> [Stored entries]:

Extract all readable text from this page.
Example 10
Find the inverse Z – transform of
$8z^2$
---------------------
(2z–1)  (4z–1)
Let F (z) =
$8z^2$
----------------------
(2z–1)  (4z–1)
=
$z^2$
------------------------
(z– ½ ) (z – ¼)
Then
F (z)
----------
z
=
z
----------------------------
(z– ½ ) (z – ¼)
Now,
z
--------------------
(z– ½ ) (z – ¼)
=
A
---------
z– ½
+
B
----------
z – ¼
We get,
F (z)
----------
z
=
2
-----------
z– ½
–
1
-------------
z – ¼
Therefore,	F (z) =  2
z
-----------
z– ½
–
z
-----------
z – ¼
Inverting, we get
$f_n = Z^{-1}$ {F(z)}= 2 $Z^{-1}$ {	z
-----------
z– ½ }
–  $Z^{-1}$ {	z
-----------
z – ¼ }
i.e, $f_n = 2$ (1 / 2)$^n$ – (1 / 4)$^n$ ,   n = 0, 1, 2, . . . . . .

> [INSTRUCTION]:
Make a verbatim copy of every entry shown above.

> [FULL SOLUTION]:
Extract all readable text from this page.
Example 10
Find the inverse Z – transform of
$8z^2$
---------------------
(2z–1)  (4z–1)
Let F (z) =
$8z^2$
----------------------
(2z–1)  (4z–1)
=
$z^2$
------------------------
(z– ½ ) (z – ¼)
Then
F (z)
----------
z
=
z
----------------------------
(z– ½ ) (z – ¼)
Now,
z
--------------------
(z– ½ ) (z – ¼)
=
A
---------
z– ½
+
B
----------
z – ¼
We get,
F (z)
----------
z
=
2
-----------
z– ½
–
1
-------------
z – ¼
Therefore,	F (z) =  2
z
-----------
z– ½
–
z
-----------
z – ¼
Inverting, we get
$f_n = Z^{-1}$ {F(z)}= 2 $Z^{-1}$ {	z
-----------
z– ½ }
–  $Z^{-1}$ {	z
-----------
z – ¼ }
i.e, $f_n = 2$ (1 / 2)$^n$ – (1 / 4)$^n$ ,   n = 0, 1, 2, . . . . . .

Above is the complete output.